- GOAL OF THE EXERCISE: A faithful copy of all the data is required; pictures should not be included.

(Beginning of STUDY MATERIAL)

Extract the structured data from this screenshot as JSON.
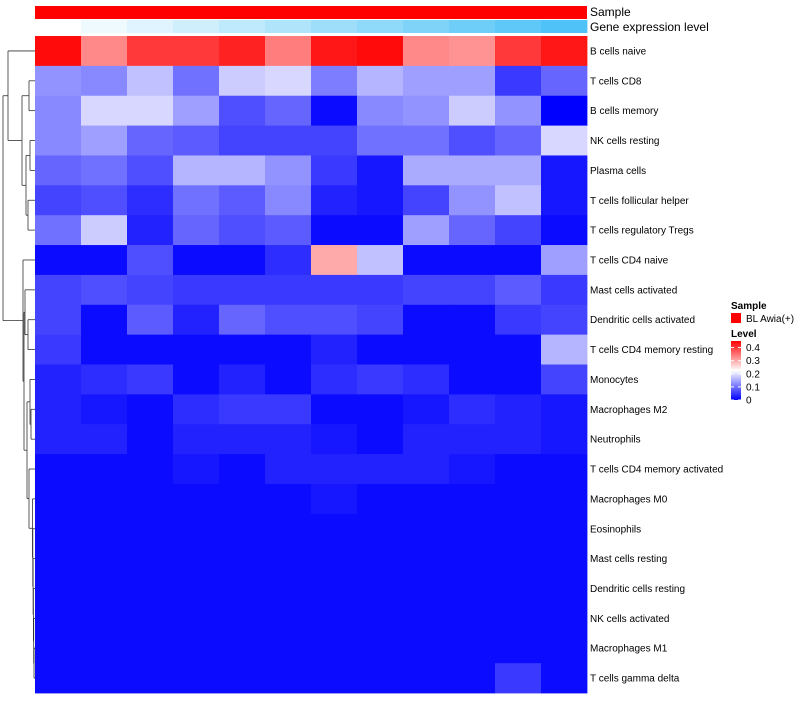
{
  "chart_data": {
    "type": "heatmap",
    "annotations": {
      "sample_label": "Sample",
      "expression_label": "Gene expression level"
    },
    "legend": {
      "sample_title": "Sample",
      "sample_item": "BL Awia(+)",
      "sample_color": "#ff0000",
      "level_title": "Level",
      "level_ticks": [
        "0.4",
        "0.3",
        "0.2",
        "0.1",
        "0"
      ],
      "level_tick_values": [
        0.4,
        0.3,
        0.2,
        0.1,
        0
      ],
      "range": [
        0,
        0.45
      ],
      "colors": {
        "low": "#0000ff",
        "mid": "#ffffff",
        "high": "#ff0000"
      }
    },
    "rows": [
      "B cells naive",
      "T cells CD8",
      "B cells memory",
      "NK cells resting",
      "Plasma cells",
      "T cells follicular helper",
      "T cells regulatory  Tregs",
      "T cells CD4 naive",
      "Mast cells activated",
      "Dendritic cells activated",
      "T cells CD4 memory resting",
      "Monocytes",
      "Macrophages M2",
      "Neutrophils",
      "T cells CD4 memory activated",
      "Macrophages M0",
      "Eosinophils",
      "Mast cells resting",
      "Dendritic cells resting",
      "NK cells activated",
      "Macrophages M1",
      "T cells gamma delta"
    ],
    "expression_levels": [
      0.0,
      0.05,
      0.1,
      0.15,
      0.2,
      0.25,
      0.3,
      0.35,
      0.4,
      0.45,
      0.5,
      0.55
    ],
    "values": [
      [
        0.44,
        0.33,
        0.4,
        0.4,
        0.42,
        0.34,
        0.43,
        0.44,
        0.33,
        0.32,
        0.4,
        0.43
      ],
      [
        0.13,
        0.12,
        0.17,
        0.1,
        0.18,
        0.19,
        0.11,
        0.16,
        0.14,
        0.14,
        0.05,
        0.09
      ],
      [
        0.12,
        0.19,
        0.19,
        0.14,
        0.07,
        0.09,
        0.01,
        0.12,
        0.13,
        0.18,
        0.13,
        0.0
      ],
      [
        0.12,
        0.14,
        0.09,
        0.08,
        0.06,
        0.06,
        0.06,
        0.1,
        0.1,
        0.07,
        0.09,
        0.19
      ],
      [
        0.09,
        0.1,
        0.07,
        0.16,
        0.16,
        0.13,
        0.05,
        0.02,
        0.15,
        0.15,
        0.15,
        0.02
      ],
      [
        0.06,
        0.07,
        0.04,
        0.1,
        0.08,
        0.12,
        0.03,
        0.02,
        0.06,
        0.13,
        0.17,
        0.02
      ],
      [
        0.1,
        0.18,
        0.03,
        0.09,
        0.07,
        0.08,
        0.01,
        0.01,
        0.14,
        0.09,
        0.06,
        0.01
      ],
      [
        0.01,
        0.01,
        0.07,
        0.01,
        0.01,
        0.04,
        0.3,
        0.17,
        0.01,
        0.01,
        0.01,
        0.14
      ],
      [
        0.06,
        0.07,
        0.06,
        0.05,
        0.05,
        0.05,
        0.05,
        0.05,
        0.06,
        0.06,
        0.08,
        0.05
      ],
      [
        0.06,
        0.01,
        0.08,
        0.03,
        0.09,
        0.07,
        0.07,
        0.06,
        0.01,
        0.01,
        0.05,
        0.06
      ],
      [
        0.05,
        0.01,
        0.01,
        0.01,
        0.01,
        0.01,
        0.03,
        0.01,
        0.01,
        0.01,
        0.01,
        0.16
      ],
      [
        0.03,
        0.04,
        0.05,
        0.01,
        0.03,
        0.01,
        0.04,
        0.05,
        0.04,
        0.01,
        0.01,
        0.06
      ],
      [
        0.03,
        0.02,
        0.01,
        0.04,
        0.05,
        0.05,
        0.01,
        0.01,
        0.02,
        0.04,
        0.03,
        0.02
      ],
      [
        0.03,
        0.03,
        0.01,
        0.03,
        0.03,
        0.03,
        0.02,
        0.01,
        0.03,
        0.03,
        0.03,
        0.02
      ],
      [
        0.01,
        0.01,
        0.01,
        0.02,
        0.01,
        0.03,
        0.03,
        0.03,
        0.03,
        0.02,
        0.01,
        0.01
      ],
      [
        0.01,
        0.01,
        0.01,
        0.01,
        0.01,
        0.01,
        0.02,
        0.01,
        0.01,
        0.01,
        0.01,
        0.01
      ],
      [
        0.01,
        0.01,
        0.01,
        0.01,
        0.01,
        0.01,
        0.01,
        0.01,
        0.01,
        0.01,
        0.01,
        0.01
      ],
      [
        0.01,
        0.01,
        0.01,
        0.01,
        0.01,
        0.01,
        0.01,
        0.01,
        0.01,
        0.01,
        0.01,
        0.01
      ],
      [
        0.01,
        0.01,
        0.01,
        0.01,
        0.01,
        0.01,
        0.01,
        0.01,
        0.01,
        0.01,
        0.01,
        0.01
      ],
      [
        0.01,
        0.01,
        0.01,
        0.01,
        0.01,
        0.01,
        0.01,
        0.01,
        0.01,
        0.01,
        0.01,
        0.01
      ],
      [
        0.01,
        0.01,
        0.01,
        0.01,
        0.01,
        0.01,
        0.01,
        0.01,
        0.01,
        0.01,
        0.01,
        0.01
      ],
      [
        0.01,
        0.01,
        0.01,
        0.01,
        0.01,
        0.01,
        0.01,
        0.01,
        0.01,
        0.01,
        0.05,
        0.01
      ]
    ],
    "dendrogram": "row clustering tree, left side",
    "grid": false,
    "legend_position": "right"
  }
}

(End of STUDY MATERIAL)

- SOLUTION TO THIS PROBLEM:
Extract the structured data from this screenshot as JSON.
{
  "chart_data": {
    "type": "heatmap",
    "annotations": {
      "sample_label": "Sample",
      "expression_label": "Gene expression level"
    },
    "legend": {
      "sample_title": "Sample",
      "sample_item": "BL Awia(+)",
      "sample_color": "#ff0000",
      "level_title": "Level",
      "level_ticks": [
        "0.4",
        "0.3",
        "0.2",
        "0.1",
        "0"
      ],
      "level_tick_values": [
        0.4,
        0.3,
        0.2,
        0.1,
        0
      ],
      "range": [
        0,
        0.45
      ],
      "colors": {
        "low": "#0000ff",
        "mid": "#ffffff",
        "high": "#ff0000"
      }
    },
    "rows": [
      "B cells naive",
      "T cells CD8",
      "B cells memory",
      "NK cells resting",
      "Plasma cells",
      "T cells follicular helper",
      "T cells regulatory  Tregs",
      "T cells CD4 naive",
      "Mast cells activated",
      "Dendritic cells activated",
      "T cells CD4 memory resting",
      "Monocytes",
      "Macrophages M2",
      "Neutrophils",
      "T cells CD4 memory activated",
      "Macrophages M0",
      "Eosinophils",
      "Mast cells resting",
      "Dendritic cells resting",
      "NK cells activated",
      "Macrophages M1",
      "T cells gamma delta"
    ],
    "expression_levels": [
      0.0,
      0.05,
      0.1,
      0.15,
      0.2,
      0.25,
      0.3,
      0.35,
      0.4,
      0.45,
      0.5,
      0.55
    ],
    "values": [
      [
        0.44,
        0.33,
        0.4,
        0.4,
        0.42,
        0.34,
        0.43,
        0.44,
        0.33,
        0.32,
        0.4,
        0.43
      ],
      [
        0.13,
        0.12,
        0.17,
        0.1,
        0.18,
        0.19,
        0.11,
        0.16,
        0.14,
        0.14,
        0.05,
        0.09
      ],
      [
        0.12,
        0.19,
        0.19,
        0.14,
        0.07,
        0.09,
        0.01,
        0.12,
        0.13,
        0.18,
        0.13,
        0.0
      ],
      [
        0.12,
        0.14,
        0.09,
        0.08,
        0.06,
        0.06,
        0.06,
        0.1,
        0.1,
        0.07,
        0.09,
        0.19
      ],
      [
        0.09,
        0.1,
        0.07,
        0.16,
        0.16,
        0.13,
        0.05,
        0.02,
        0.15,
        0.15,
        0.15,
        0.02
      ],
      [
        0.06,
        0.07,
        0.04,
        0.1,
        0.08,
        0.12,
        0.03,
        0.02,
        0.06,
        0.13,
        0.17,
        0.02
      ],
      [
        0.1,
        0.18,
        0.03,
        0.09,
        0.07,
        0.08,
        0.01,
        0.01,
        0.14,
        0.09,
        0.06,
        0.01
      ],
      [
        0.01,
        0.01,
        0.07,
        0.01,
        0.01,
        0.04,
        0.3,
        0.17,
        0.01,
        0.01,
        0.01,
        0.14
      ],
      [
        0.06,
        0.07,
        0.06,
        0.05,
        0.05,
        0.05,
        0.05,
        0.05,
        0.06,
        0.06,
        0.08,
        0.05
      ],
      [
        0.06,
        0.01,
        0.08,
        0.03,
        0.09,
        0.07,
        0.07,
        0.06,
        0.01,
        0.01,
        0.05,
        0.06
      ],
      [
        0.05,
        0.01,
        0.01,
        0.01,
        0.01,
        0.01,
        0.03,
        0.01,
        0.01,
        0.01,
        0.01,
        0.16
      ],
      [
        0.03,
        0.04,
        0.05,
        0.01,
        0.03,
        0.01,
        0.04,
        0.05,
        0.04,
        0.01,
        0.01,
        0.06
      ],
      [
        0.03,
        0.02,
        0.01,
        0.04,
        0.05,
        0.05,
        0.01,
        0.01,
        0.02,
        0.04,
        0.03,
        0.02
      ],
      [
        0.03,
        0.03,
        0.01,
        0.03,
        0.03,
        0.03,
        0.02,
        0.01,
        0.03,
        0.03,
        0.03,
        0.02
      ],
      [
        0.01,
        0.01,
        0.01,
        0.02,
        0.01,
        0.03,
        0.03,
        0.03,
        0.03,
        0.02,
        0.01,
        0.01
      ],
      [
        0.01,
        0.01,
        0.01,
        0.01,
        0.01,
        0.01,
        0.02,
        0.01,
        0.01,
        0.01,
        0.01,
        0.01
      ],
      [
        0.01,
        0.01,
        0.01,
        0.01,
        0.01,
        0.01,
        0.01,
        0.01,
        0.01,
        0.01,
        0.01,
        0.01
      ],
      [
        0.01,
        0.01,
        0.01,
        0.01,
        0.01,
        0.01,
        0.01,
        0.01,
        0.01,
        0.01,
        0.01,
        0.01
      ],
      [
        0.01,
        0.01,
        0.01,
        0.01,
        0.01,
        0.01,
        0.01,
        0.01,
        0.01,
        0.01,
        0.01,
        0.01
      ],
      [
        0.01,
        0.01,
        0.01,
        0.01,
        0.01,
        0.01,
        0.01,
        0.01,
        0.01,
        0.01,
        0.01,
        0.01
      ],
      [
        0.01,
        0.01,
        0.01,
        0.01,
        0.01,
        0.01,
        0.01,
        0.01,
        0.01,
        0.01,
        0.01,
        0.01
      ],
      [
        0.01,
        0.01,
        0.01,
        0.01,
        0.01,
        0.01,
        0.01,
        0.01,
        0.01,
        0.01,
        0.05,
        0.01
      ]
    ],
    "dendrogram": "row clustering tree, left side",
    "grid": false,
    "legend_position": "right"
  }
}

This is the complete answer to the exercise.